Dataset rows for document pages:
⁂

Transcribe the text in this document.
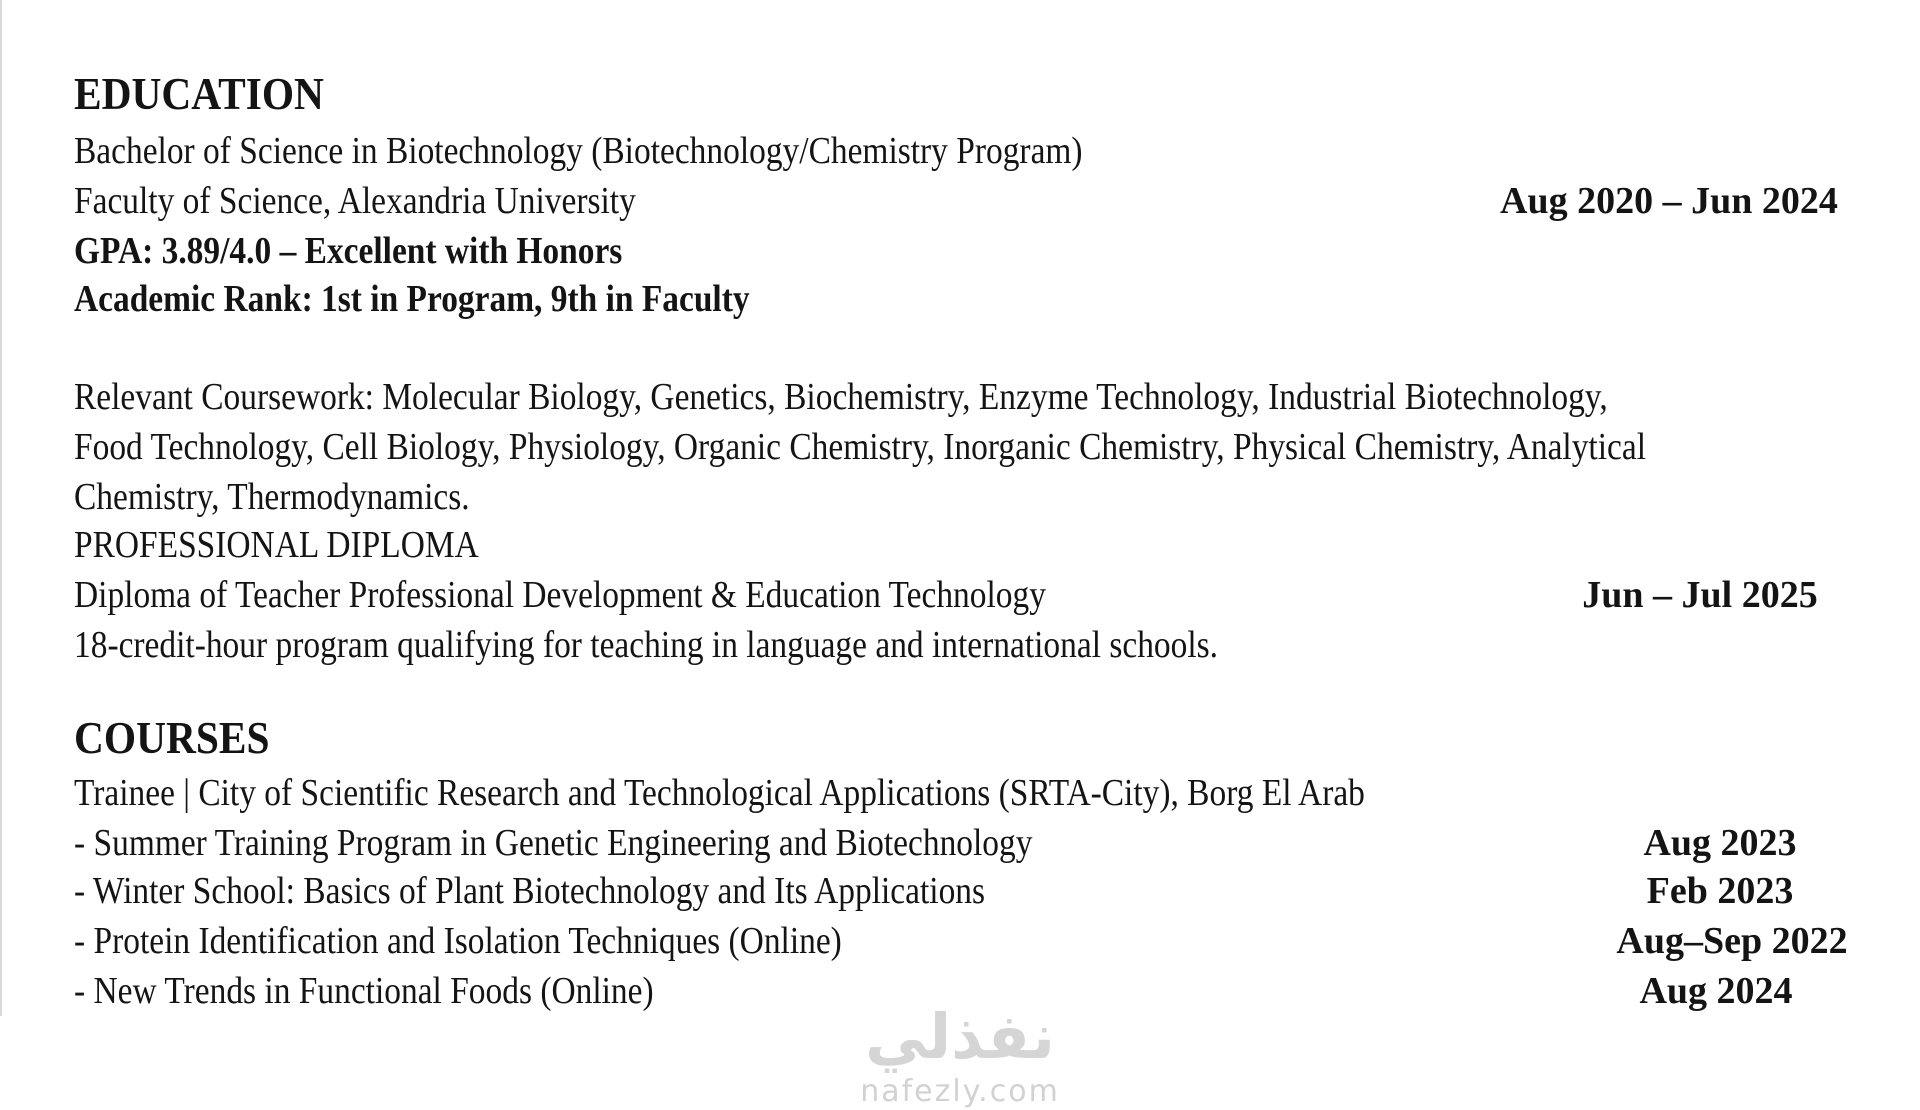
EDUCATION

Bachelor of Science in Biotechnology (Biotechnology/Chemistry Program)

Faculty of Science, Alexandria University	Aug 2020 – Jun 2024

GPA: 3.89/4.0 – Excellent with Honors

Academic Rank: 1st in Program, 9th in Faculty

Relevant Coursework: Molecular Biology, Genetics, Biochemistry, Enzyme Technology, Industrial Biotechnology,

Food Technology, Cell Biology, Physiology, Organic Chemistry, Inorganic Chemistry, Physical Chemistry, Analytical

Chemistry, Thermodynamics.

PROFESSIONAL DIPLOMA

Diploma of Teacher Professional Development & Education Technology	Jun – Jul 2025

18-credit-hour program qualifying for teaching in language and international schools.

COURSES

Trainee | City of Scientific Research and Technological Applications (SRTA-City), Borg El Arab

- Summer Training Program in Genetic Engineering and Biotechnology	Aug 2023

- Winter School: Basics of Plant Biotechnology and Its Applications	Feb 2023

- Protein Identification and Isolation Techniques (Online)	Aug–Sep 2022

- New Trends in Functional Foods (Online)	Aug 2024

نفذلي
nafezly.com
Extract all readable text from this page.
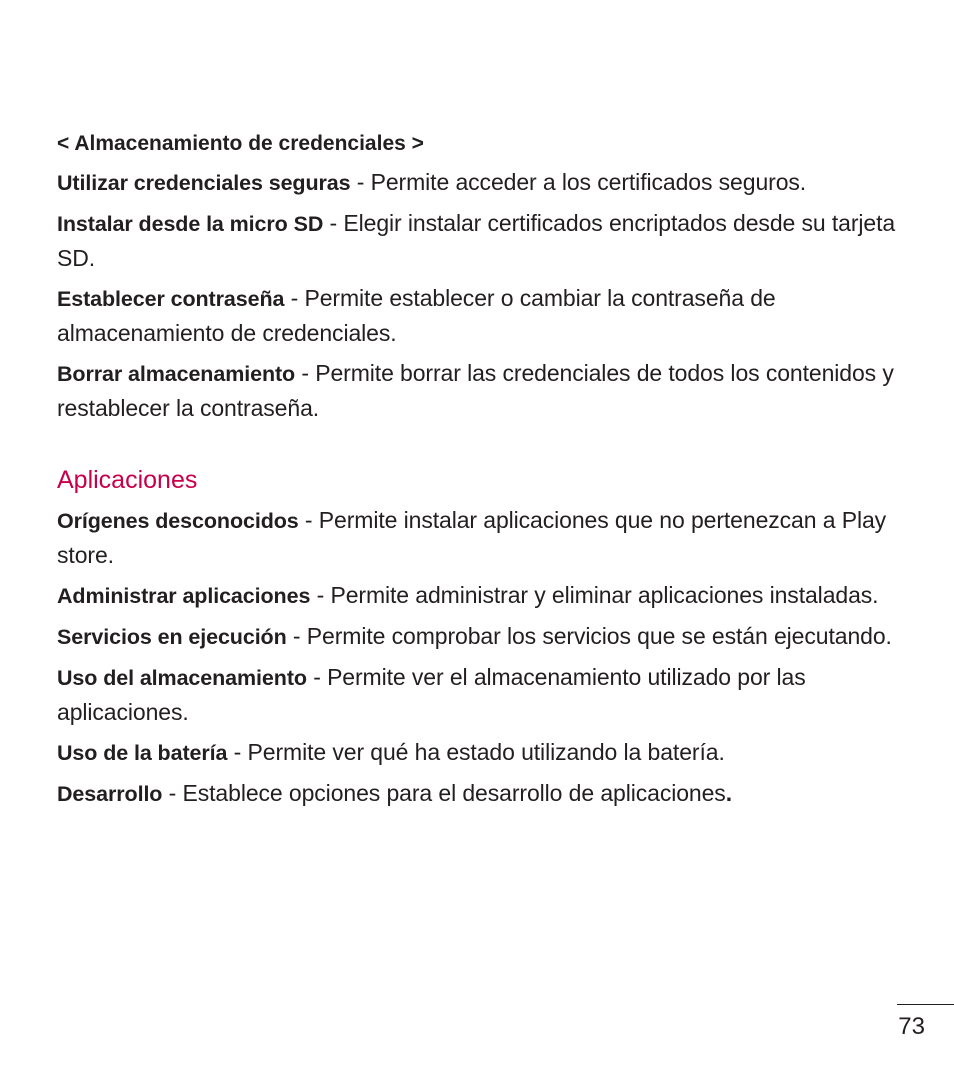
< Almacenamiento de credenciales >

Utilizar credenciales seguras - Permite acceder a los certificados seguros.

Instalar desde la micro SD - Elegir instalar certificados encriptados desde su tarjeta SD.

Establecer contraseña - Permite establecer o cambiar la contraseña de almacenamiento de credenciales.

Borrar almacenamiento - Permite borrar las credenciales de todos los contenidos y restablecer la contraseña.

Aplicaciones

Orígenes desconocidos - Permite instalar aplicaciones que no pertenezcan a Play store.

Administrar aplicaciones - Permite administrar y eliminar aplicaciones instaladas.

Servicios en ejecución - Permite comprobar los servicios que se están ejecutando.

Uso del almacenamiento - Permite ver el almacenamiento utilizado por las aplicaciones.

Uso de la batería - Permite ver qué ha estado utilizando la batería.

Desarrollo - Establece opciones para el desarrollo de aplicaciones.

73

⁂

# [Task details]
Whenever a line holds a picture, print that line without the picture. All other data must be output exactly.

# [Task answer]
Transcribe the text in this document.
EDUCATION

Bachelor of Science in Biotechnology (Biotechnology/Chemistry Program)

Faculty of Science, Alexandria University	Aug 2020 – Jun 2024

GPA: 3.89/4.0 – Excellent with Honors

Academic Rank: 1st in Program, 9th in Faculty

Relevant Coursework: Molecular Biology, Genetics, Biochemistry, Enzyme Technology, Industrial Biotechnology,

Food Technology, Cell Biology, Physiology, Organic Chemistry, Inorganic Chemistry, Physical Chemistry, Analytical

Chemistry, Thermodynamics.

PROFESSIONAL DIPLOMA

Diploma of Teacher Professional Development & Education Technology	Jun – Jul 2025

18-credit-hour program qualifying for teaching in language and international schools.

COURSES

Trainee | City of Scientific Research and Technological Applications (SRTA-City), Borg El Arab

- Summer Training Program in Genetic Engineering and Biotechnology	Aug 2023

- Winter School: Basics of Plant Biotechnology and Its Applications	Feb 2023

- Protein Identification and Isolation Techniques (Online)	Aug–Sep 2022

- New Trends in Functional Foods (Online)	Aug 2024

نفذلي
nafezly.com
Extract all readable text from this page.
< Almacenamiento de credenciales >

Utilizar credenciales seguras - Permite acceder a los certificados seguros.

Instalar desde la micro SD - Elegir instalar certificados encriptados desde su tarjeta SD.

Establecer contraseña - Permite establecer o cambiar la contraseña de almacenamiento de credenciales.

Borrar almacenamiento - Permite borrar las credenciales de todos los contenidos y restablecer la contraseña.

Aplicaciones

Orígenes desconocidos - Permite instalar aplicaciones que no pertenezcan a Play store.

Administrar aplicaciones - Permite administrar y eliminar aplicaciones instaladas.

Servicios en ejecución - Permite comprobar los servicios que se están ejecutando.

Uso del almacenamiento - Permite ver el almacenamiento utilizado por las aplicaciones.

Uso de la batería - Permite ver qué ha estado utilizando la batería.

Desarrollo - Establece opciones para el desarrollo de aplicaciones.

73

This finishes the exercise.